Data records:
________________
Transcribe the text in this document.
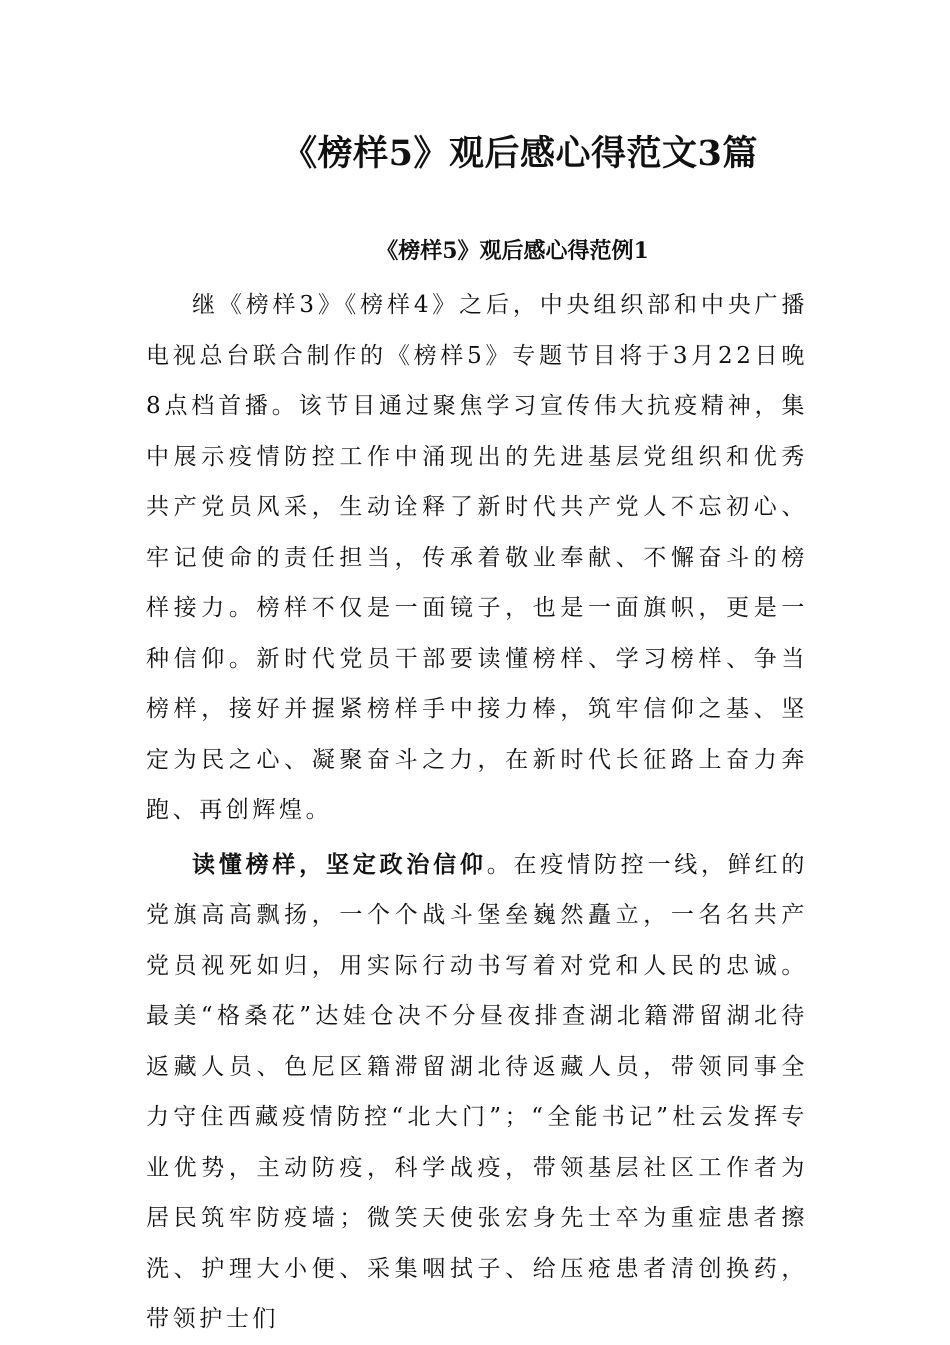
《榜样5》观后感心得范文3篇
《榜样5》观后感心得范例1

继《榜样3》《榜样4》之后，中央组织部和中央广播电视总台联合制作的《榜样5》专题节目将于3月22日晚8点档首播。该节目通过聚焦学习宣传伟大抗疫精神，集中展示疫情防控工作中涌现出的先进基层党组织和优秀共产党员风采，生动诠释了新时代共产党人不忘初心、牢记使命的责任担当，传承着敬业奉献、不懈奋斗的榜样接力。榜样不仅是一面镜子，也是一面旗帜，更是一种信仰。新时代党员干部要读懂榜样、学习榜样、争当榜样，接好并握紧榜样手中接力棒，筑牢信仰之基、坚定为民之心、凝聚奋斗之力，在新时代长征路上奋力奔跑、再创辉煌。

读懂榜样，坚定政治信仰。在疫情防控一线，鲜红的党旗高高飘扬，一个个战斗堡垒巍然矗立，一名名共产党员视死如归，用实际行动书写着对党和人民的忠诚。最美“格桑花”达娃仓决不分昼夜排查湖北籍滞留湖北待返藏人员、色尼区籍滞留湖北待返藏人员，带领同事全力守住西藏疫情防控“北大门”；“全能书记”杜云发挥专业优势，主动防疫，科学战疫，带领基层社区工作者为居民筑牢防疫墙；微笑天使张宏身先士卒为重症患者擦洗、护理大小便、采集咽拭子、给压疮患者清创换药，带领护士们
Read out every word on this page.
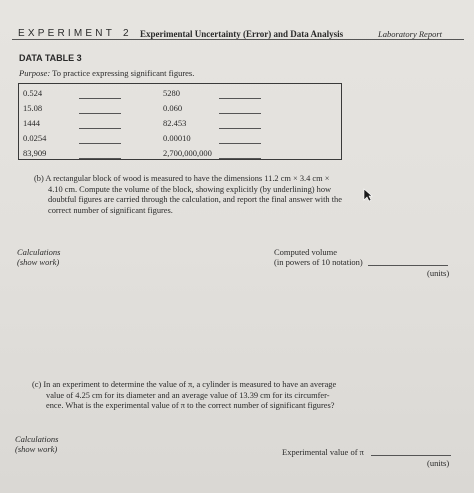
EXPERIMENT 2 Experimental Uncertainty (Error) and Data Analysis	Laboratory Report
DATA TABLE 3
Purpose: To practice expressing significant figures.
0.524
15.08
1444
0.0254
83,909
5280
0.060
82.453
0.00010
2,700,000,000
(b) A rectangular block of wood is measured to have the dimensions 11.2 cm × 3.4 cm ×
4.10 cm. Compute the volume of the block, showing explicitly (by underlining) how
doubtful figures are carried through the calculation, and report the final answer with the
correct number of significant figures.
Calculations
(show work)
Computed volume
(in powers of 10 notation)
(units)
(c) In an experiment to determine the value of π, a cylinder is measured to have an average
value of 4.25 cm for its diameter and an average value of 13.39 cm for its circumfer-
ence. What is the experimental value of π to the correct number of significant figures?
Calculations
(show work)	Experimental value of π
(units)
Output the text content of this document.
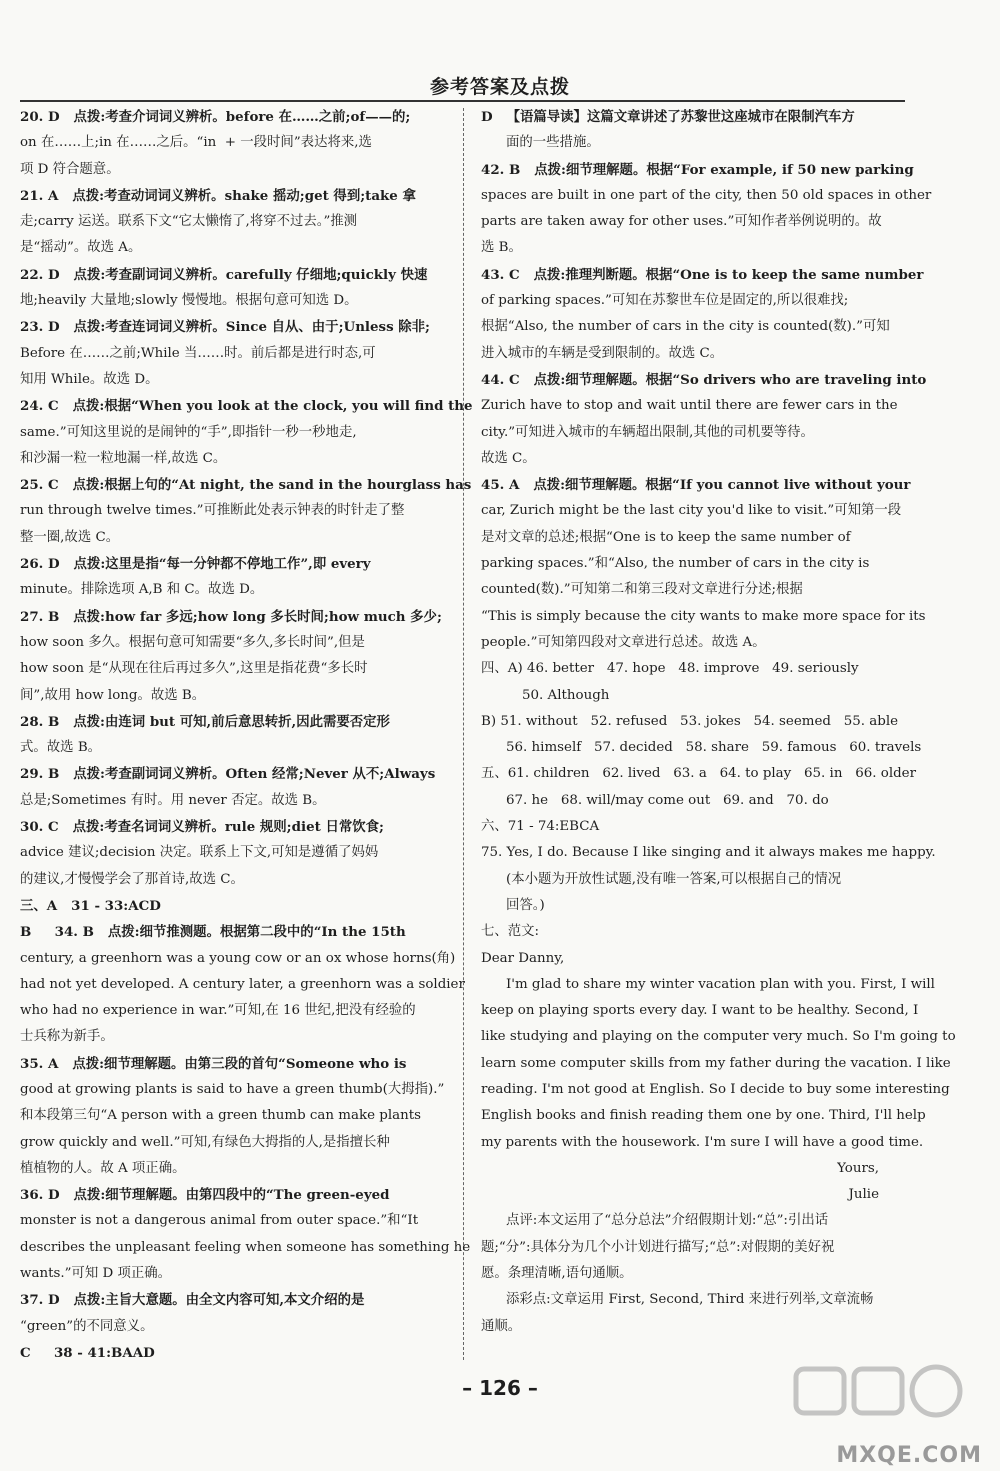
参考答案及点拨
20. D   点拨:考查介词词义辨析。before 在……之前;of——的;
on 在……上;in 在……之后。“in  + 一段时间”表达将来,选
项 D 符合题意。
21. A   点拨:考查动词词义辨析。shake 摇动;get 得到;take 拿
走;carry 运送。联系下文“它太懒惰了,将穿不过去。”推测
是“摇动”。故选 A。
22. D   点拨:考查副词词义辨析。carefully 仔细地;quickly 快速
地;heavily 大量地;slowly 慢慢地。根据句意可知选 D。
23. D   点拨:考查连词词义辨析。Since 自从、由于;Unless 除非;
Before 在……之前;While 当……时。前后都是进行时态,可
知用 While。故选 D。
24. C   点拨:根据“When you look at the clock, you will find the
same.”可知这里说的是闹钟的“手”,即指针一秒一秒地走,
和沙漏一粒一粒地漏一样,故选 C。
25. C   点拨:根据上句的“At night, the sand in the hourglass has
run through twelve times.”可推断此处表示钟表的时针走了整
整一圈,故选 C。
26. D   点拨:这里是指“每一分钟都不停地工作”,即 every
minute。排除选项 A,B 和 C。故选 D。
27. B   点拨:how far 多远;how long 多长时间;how much 多少;
how soon 多久。根据句意可知需要“多久,多长时间”,但是
how soon 是“从现在往后再过多久”,这里是指花费“多长时
间”,故用 how long。故选 B。
28. B   点拨:由连词 but 可知,前后意思转折,因此需要否定形
式。故选 B。
29. B   点拨:考查副词词义辨析。Often 经常;Never 从不;Always
总是;Sometimes 有时。用 never 否定。故选 B。
30. C   点拨:考查名词词义辨析。rule 规则;diet 日常饮食;
advice 建议;decision 决定。联系上下文,可知是遵循了妈妈
的建议,才慢慢学会了那首诗,故选 C。
三、A   31 - 33:ACD
B     34. B   点拨:细节推测题。根据第二段中的“In the 15th
century, a greenhorn was a young cow or an ox whose horns(角)
had not yet developed. A century later, a greenhorn was a soldier
who had no experience in war.”可知,在 16 世纪,把没有经验的
士兵称为新手。
35. A   点拨:细节理解题。由第三段的首句“Someone who is
good at growing plants is said to have a green thumb(大拇指).”
和本段第三句“A person with a green thumb can make plants
grow quickly and well.”可知,有绿色大拇指的人,是指擅长种
植植物的人。故 A 项正确。
36. D   点拨:细节理解题。由第四段中的“The green-eyed
monster is not a dangerous animal from outer space.”和“It
describes the unpleasant feeling when someone has something he
wants.”可知 D 项正确。
37. D   点拨:主旨大意题。由全文内容可知,本文介绍的是
“green”的不同意义。
C     38 - 41:BAAD
D   【语篇导读】这篇文章讲述了苏黎世这座城市在限制汽车方
面的一些措施。
42. B   点拨:细节理解题。根据“For example, if 50 new parking
spaces are built in one part of the city, then 50 old spaces in other
parts are taken away for other uses.”可知作者举例说明的。故
选 B。
43. C   点拨:推理判断题。根据“One is to keep the same number
of parking spaces.”可知在苏黎世车位是固定的,所以很难找;
根据“Also, the number of cars in the city is counted(数).”可知
进入城市的车辆是受到限制的。故选 C。
44. C   点拨:细节理解题。根据“So drivers who are traveling into
Zurich have to stop and wait until there are fewer cars in the
city.”可知进入城市的车辆超出限制,其他的司机要等待。
故选 C。
45. A   点拨:细节理解题。根据“If you cannot live without your
car, Zurich might be the last city you'd like to visit.”可知第一段
是对文章的总述;根据“One is to keep the same number of
parking spaces.”和“Also, the number of cars in the city is
counted(数).”可知第二和第三段对文章进行分述;根据
“This is simply because the city wants to make more space for its
people.”可知第四段对文章进行总述。故选 A。
四、A) 46. better   47. hope   48. improve   49. seriously
50. Although
B) 51. without   52. refused   53. jokes   54. seemed   55. able
56. himself   57. decided   58. share   59. famous   60. travels
五、61. children   62. lived   63. a   64. to play   65. in   66. older
67. he   68. will/may come out   69. and   70. do
六、71 - 74:EBCA
75. Yes, I do. Because I like singing and it always makes me happy.
(本小题为开放性试题,没有唯一答案,可以根据自己的情况
回答。)
七、范文:
Dear Danny,
I'm glad to share my winter vacation plan with you. First, I will
keep on playing sports every day. I want to be healthy. Second, I
like studying and playing on the computer very much. So I'm going to
learn some computer skills from my father during the vacation. I like
reading. I'm not good at English. So I decide to buy some interesting
English books and finish reading them one by one. Third, I'll help
my parents with the housework. I'm sure I will have a good time.
Yours,
Julie
点评:本文运用了“总分总法”介绍假期计划:“总”:引出话
题;“分”:具体分为几个小计划进行描写;“总”:对假期的美好祝
愿。条理清晰,语句通顺。
添彩点:文章运用 First, Second, Third 来进行列举,文章流畅
通顺。
– 126 –
MXQE.COM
________________
● Task statement
Restate the whole listing above exactly, please, omitting every image.

● Solution
Transcribe the text in this document.
《榜样5》观后感心得范文3篇
《榜样5》观后感心得范例1

继《榜样3》《榜样4》之后，中央组织部和中央广播电视总台联合制作的《榜样5》专题节目将于3月22日晚8点档首播。该节目通过聚焦学习宣传伟大抗疫精神，集中展示疫情防控工作中涌现出的先进基层党组织和优秀共产党员风采，生动诠释了新时代共产党人不忘初心、牢记使命的责任担当，传承着敬业奉献、不懈奋斗的榜样接力。榜样不仅是一面镜子，也是一面旗帜，更是一种信仰。新时代党员干部要读懂榜样、学习榜样、争当榜样，接好并握紧榜样手中接力棒，筑牢信仰之基、坚定为民之心、凝聚奋斗之力，在新时代长征路上奋力奔跑、再创辉煌。

读懂榜样，坚定政治信仰。在疫情防控一线，鲜红的党旗高高飘扬，一个个战斗堡垒巍然矗立，一名名共产党员视死如归，用实际行动书写着对党和人民的忠诚。最美“格桑花”达娃仓决不分昼夜排查湖北籍滞留湖北待返藏人员、色尼区籍滞留湖北待返藏人员，带领同事全力守住西藏疫情防控“北大门”；“全能书记”杜云发挥专业优势，主动防疫，科学战疫，带领基层社区工作者为居民筑牢防疫墙；微笑天使张宏身先士卒为重症患者擦洗、护理大小便、采集咽拭子、给压疮患者清创换药，带领护士们
Read out every word on this page.
EXPERIMENT 2 Experimental Uncertainty (Error) and Data Analysis	Laboratory Report
DATA TABLE 3
Purpose: To practice expressing significant figures.
0.524
15.08
1444
0.0254
83,909
5280
0.060
82.453
0.00010
2,700,000,000
(b) A rectangular block of wood is measured to have the dimensions 11.2 cm × 3.4 cm ×
4.10 cm. Compute the volume of the block, showing explicitly (by underlining) how
doubtful figures are carried through the calculation, and report the final answer with the
correct number of significant figures.
Calculations
(show work)
Computed volume
(in powers of 10 notation)
(units)
(c) In an experiment to determine the value of π, a cylinder is measured to have an average
value of 4.25 cm for its diameter and an average value of 13.39 cm for its circumfer-
ence. What is the experimental value of π to the correct number of significant figures?
Calculations
(show work)	Experimental value of π
(units)
Output the text content of this document.
参考答案及点拨
20. D   点拨:考查介词词义辨析。before 在……之前;of——的;
on 在……上;in 在……之后。“in  + 一段时间”表达将来,选
项 D 符合题意。
21. A   点拨:考查动词词义辨析。shake 摇动;get 得到;take 拿
走;carry 运送。联系下文“它太懒惰了,将穿不过去。”推测
是“摇动”。故选 A。
22. D   点拨:考查副词词义辨析。carefully 仔细地;quickly 快速
地;heavily 大量地;slowly 慢慢地。根据句意可知选 D。
23. D   点拨:考查连词词义辨析。Since 自从、由于;Unless 除非;
Before 在……之前;While 当……时。前后都是进行时态,可
知用 While。故选 D。
24. C   点拨:根据“When you look at the clock, you will find the
same.”可知这里说的是闹钟的“手”,即指针一秒一秒地走,
和沙漏一粒一粒地漏一样,故选 C。
25. C   点拨:根据上句的“At night, the sand in the hourglass has
run through twelve times.”可推断此处表示钟表的时针走了整
整一圈,故选 C。
26. D   点拨:这里是指“每一分钟都不停地工作”,即 every
minute。排除选项 A,B 和 C。故选 D。
27. B   点拨:how far 多远;how long 多长时间;how much 多少;
how soon 多久。根据句意可知需要“多久,多长时间”,但是
how soon 是“从现在往后再过多久”,这里是指花费“多长时
间”,故用 how long。故选 B。
28. B   点拨:由连词 but 可知,前后意思转折,因此需要否定形
式。故选 B。
29. B   点拨:考查副词词义辨析。Often 经常;Never 从不;Always
总是;Sometimes 有时。用 never 否定。故选 B。
30. C   点拨:考查名词词义辨析。rule 规则;diet 日常饮食;
advice 建议;decision 决定。联系上下文,可知是遵循了妈妈
的建议,才慢慢学会了那首诗,故选 C。
三、A   31 - 33:ACD
B     34. B   点拨:细节推测题。根据第二段中的“In the 15th
century, a greenhorn was a young cow or an ox whose horns(角)
had not yet developed. A century later, a greenhorn was a soldier
who had no experience in war.”可知,在 16 世纪,把没有经验的
士兵称为新手。
35. A   点拨:细节理解题。由第三段的首句“Someone who is
good at growing plants is said to have a green thumb(大拇指).”
和本段第三句“A person with a green thumb can make plants
grow quickly and well.”可知,有绿色大拇指的人,是指擅长种
植植物的人。故 A 项正确。
36. D   点拨:细节理解题。由第四段中的“The green-eyed
monster is not a dangerous animal from outer space.”和“It
describes the unpleasant feeling when someone has something he
wants.”可知 D 项正确。
37. D   点拨:主旨大意题。由全文内容可知,本文介绍的是
“green”的不同意义。
C     38 - 41:BAAD
D   【语篇导读】这篇文章讲述了苏黎世这座城市在限制汽车方
面的一些措施。
42. B   点拨:细节理解题。根据“For example, if 50 new parking
spaces are built in one part of the city, then 50 old spaces in other
parts are taken away for other uses.”可知作者举例说明的。故
选 B。
43. C   点拨:推理判断题。根据“One is to keep the same number
of parking spaces.”可知在苏黎世车位是固定的,所以很难找;
根据“Also, the number of cars in the city is counted(数).”可知
进入城市的车辆是受到限制的。故选 C。
44. C   点拨:细节理解题。根据“So drivers who are traveling into
Zurich have to stop and wait until there are fewer cars in the
city.”可知进入城市的车辆超出限制,其他的司机要等待。
故选 C。
45. A   点拨:细节理解题。根据“If you cannot live without your
car, Zurich might be the last city you'd like to visit.”可知第一段
是对文章的总述;根据“One is to keep the same number of
parking spaces.”和“Also, the number of cars in the city is
counted(数).”可知第二和第三段对文章进行分述;根据
“This is simply because the city wants to make more space for its
people.”可知第四段对文章进行总述。故选 A。
四、A) 46. better   47. hope   48. improve   49. seriously
50. Although
B) 51. without   52. refused   53. jokes   54. seemed   55. able
56. himself   57. decided   58. share   59. famous   60. travels
五、61. children   62. lived   63. a   64. to play   65. in   66. older
67. he   68. will/may come out   69. and   70. do
六、71 - 74:EBCA
75. Yes, I do. Because I like singing and it always makes me happy.
(本小题为开放性试题,没有唯一答案,可以根据自己的情况
回答。)
七、范文:
Dear Danny,
I'm glad to share my winter vacation plan with you. First, I will
keep on playing sports every day. I want to be healthy. Second, I
like studying and playing on the computer very much. So I'm going to
learn some computer skills from my father during the vacation. I like
reading. I'm not good at English. So I decide to buy some interesting
English books and finish reading them one by one. Third, I'll help
my parents with the housework. I'm sure I will have a good time.
Yours,
Julie
点评:本文运用了“总分总法”介绍假期计划:“总”:引出话
题;“分”:具体分为几个小计划进行描写;“总”:对假期的美好祝
愿。条理清晰,语句通顺。
添彩点:文章运用 First, Second, Third 来进行列举,文章流畅
通顺。
– 126 –
MXQE.COM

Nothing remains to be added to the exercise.